EXERCISE DESCRIPTION> Extract the lines of the listing from its first line up to and including the line that contains "svg-text:¥: ¥ — [266, 1221, 275, 1237]", and reproduce each of them without alteration.

DATA TO PROCESS>
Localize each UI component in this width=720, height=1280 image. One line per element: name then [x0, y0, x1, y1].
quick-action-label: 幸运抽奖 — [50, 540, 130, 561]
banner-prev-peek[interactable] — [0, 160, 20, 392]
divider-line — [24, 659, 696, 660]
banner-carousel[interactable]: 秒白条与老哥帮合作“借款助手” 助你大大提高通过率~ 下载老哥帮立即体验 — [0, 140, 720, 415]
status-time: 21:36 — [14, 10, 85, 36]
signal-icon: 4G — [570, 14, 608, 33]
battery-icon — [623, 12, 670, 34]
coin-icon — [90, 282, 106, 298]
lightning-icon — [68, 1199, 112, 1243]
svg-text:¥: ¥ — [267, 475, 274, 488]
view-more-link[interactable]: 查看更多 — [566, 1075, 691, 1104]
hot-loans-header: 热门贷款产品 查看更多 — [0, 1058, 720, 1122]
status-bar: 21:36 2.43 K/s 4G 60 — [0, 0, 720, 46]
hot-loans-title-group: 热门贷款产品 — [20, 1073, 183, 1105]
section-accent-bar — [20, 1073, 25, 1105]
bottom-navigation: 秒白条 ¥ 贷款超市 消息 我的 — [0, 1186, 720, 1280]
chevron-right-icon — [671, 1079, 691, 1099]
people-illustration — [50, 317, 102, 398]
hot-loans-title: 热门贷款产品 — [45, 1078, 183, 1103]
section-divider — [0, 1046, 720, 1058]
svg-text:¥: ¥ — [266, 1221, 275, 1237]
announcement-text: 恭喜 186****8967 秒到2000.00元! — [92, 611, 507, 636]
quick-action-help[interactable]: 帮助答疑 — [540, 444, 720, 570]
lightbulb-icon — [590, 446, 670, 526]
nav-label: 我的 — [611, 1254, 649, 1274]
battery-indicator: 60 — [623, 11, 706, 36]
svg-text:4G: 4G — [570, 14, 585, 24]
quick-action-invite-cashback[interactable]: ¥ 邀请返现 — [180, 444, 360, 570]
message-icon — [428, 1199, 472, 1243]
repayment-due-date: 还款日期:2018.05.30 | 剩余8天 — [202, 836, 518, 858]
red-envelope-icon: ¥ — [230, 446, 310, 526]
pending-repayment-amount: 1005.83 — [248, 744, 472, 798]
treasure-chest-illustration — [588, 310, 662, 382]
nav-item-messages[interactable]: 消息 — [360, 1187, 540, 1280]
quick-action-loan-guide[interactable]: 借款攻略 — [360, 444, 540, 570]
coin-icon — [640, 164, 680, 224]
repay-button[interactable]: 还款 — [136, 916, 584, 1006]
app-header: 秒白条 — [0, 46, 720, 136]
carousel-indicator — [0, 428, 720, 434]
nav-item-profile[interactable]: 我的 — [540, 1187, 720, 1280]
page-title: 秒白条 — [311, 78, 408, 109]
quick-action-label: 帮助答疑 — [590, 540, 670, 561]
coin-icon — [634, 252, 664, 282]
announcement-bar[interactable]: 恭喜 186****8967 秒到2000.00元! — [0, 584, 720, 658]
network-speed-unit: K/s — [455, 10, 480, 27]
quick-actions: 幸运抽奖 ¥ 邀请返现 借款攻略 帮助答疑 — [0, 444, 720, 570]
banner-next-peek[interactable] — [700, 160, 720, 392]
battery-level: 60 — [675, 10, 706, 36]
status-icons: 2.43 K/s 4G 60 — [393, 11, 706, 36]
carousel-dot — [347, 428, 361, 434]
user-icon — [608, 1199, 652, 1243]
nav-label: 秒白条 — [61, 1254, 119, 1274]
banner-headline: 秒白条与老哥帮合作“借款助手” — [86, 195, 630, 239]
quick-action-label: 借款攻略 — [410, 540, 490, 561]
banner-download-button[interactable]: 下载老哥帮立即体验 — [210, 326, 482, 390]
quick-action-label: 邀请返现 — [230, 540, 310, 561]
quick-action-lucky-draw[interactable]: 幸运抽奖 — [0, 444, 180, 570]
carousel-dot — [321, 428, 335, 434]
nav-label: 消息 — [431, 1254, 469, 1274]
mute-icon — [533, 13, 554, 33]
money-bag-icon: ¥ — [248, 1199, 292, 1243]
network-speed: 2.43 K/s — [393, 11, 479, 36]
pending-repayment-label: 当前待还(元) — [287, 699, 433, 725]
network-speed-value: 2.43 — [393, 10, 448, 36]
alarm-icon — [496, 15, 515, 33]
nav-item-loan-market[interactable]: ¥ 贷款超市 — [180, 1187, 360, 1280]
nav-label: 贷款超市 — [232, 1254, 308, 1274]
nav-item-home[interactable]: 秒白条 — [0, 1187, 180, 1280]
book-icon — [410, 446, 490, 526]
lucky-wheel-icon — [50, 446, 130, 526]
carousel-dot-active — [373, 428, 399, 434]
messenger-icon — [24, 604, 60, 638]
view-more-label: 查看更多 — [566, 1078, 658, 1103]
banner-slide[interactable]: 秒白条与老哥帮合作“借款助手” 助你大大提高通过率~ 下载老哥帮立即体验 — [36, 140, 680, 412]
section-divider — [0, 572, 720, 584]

SOLUTION TO THIS PROBLEM>
Localize each UI component in this width=720, height=1280 image. One line per element: name then [x0, y0, x1, y1].
quick-action-label: 幸运抽奖 — [50, 540, 130, 561]
banner-prev-peek[interactable] — [0, 160, 20, 392]
divider-line — [24, 659, 696, 660]
banner-carousel[interactable]: 秒白条与老哥帮合作“借款助手” 助你大大提高通过率~ 下载老哥帮立即体验 — [0, 140, 720, 415]
status-time: 21:36 — [14, 10, 85, 36]
signal-icon: 4G — [570, 14, 608, 33]
battery-icon — [623, 12, 670, 34]
coin-icon — [90, 282, 106, 298]
lightning-icon — [68, 1199, 112, 1243]
svg-text:¥: ¥ — [267, 475, 274, 488]
view-more-link[interactable]: 查看更多 — [566, 1075, 691, 1104]
hot-loans-header: 热门贷款产品 查看更多 — [0, 1058, 720, 1122]
status-bar: 21:36 2.43 K/s 4G 60 — [0, 0, 720, 46]
hot-loans-title-group: 热门贷款产品 — [20, 1073, 183, 1105]
section-accent-bar — [20, 1073, 25, 1105]
bottom-navigation: 秒白条 ¥ 贷款超市 消息 我的 — [0, 1186, 720, 1280]
chevron-right-icon — [671, 1079, 691, 1099]
people-illustration — [50, 317, 102, 398]
hot-loans-title: 热门贷款产品 — [45, 1078, 183, 1103]
section-divider — [0, 1046, 720, 1058]
svg-text:¥: ¥ — [266, 1221, 275, 1237]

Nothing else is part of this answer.